=== Material provided ===

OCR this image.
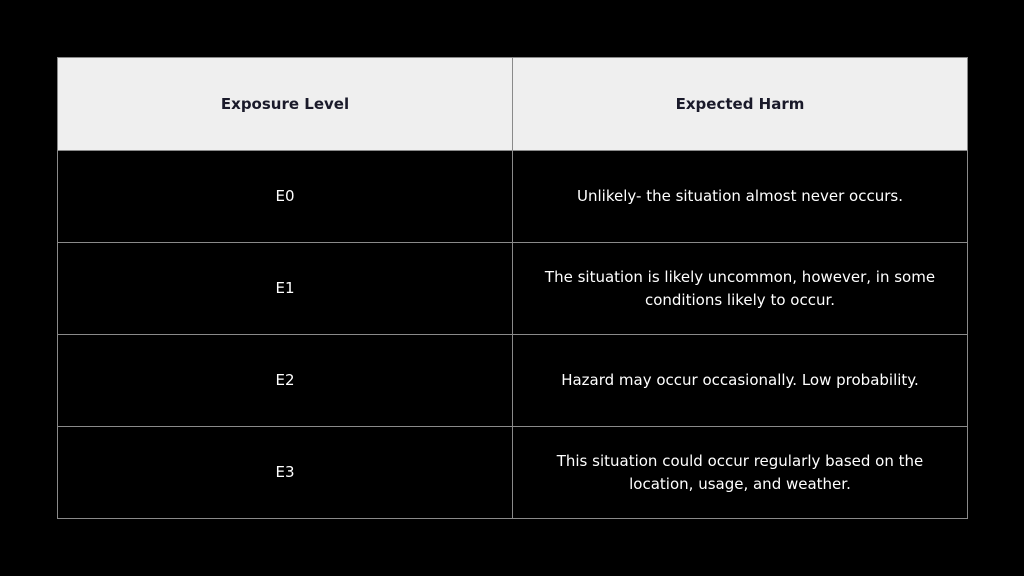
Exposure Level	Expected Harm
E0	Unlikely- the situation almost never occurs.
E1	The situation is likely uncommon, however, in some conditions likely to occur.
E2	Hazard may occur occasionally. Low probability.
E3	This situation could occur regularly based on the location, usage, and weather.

===

Goal of the exercise> Repeat the data in full and exactly. Omit pictures.

Task output>
OCR this image.
Exposure Level	Expected Harm
E0	Unlikely- the situation almost never occurs.
E1	The situation is likely uncommon, however, in some conditions likely to occur.
E2	Hazard may occur occasionally. Low probability.
E3	This situation could occur regularly based on the location, usage, and weather.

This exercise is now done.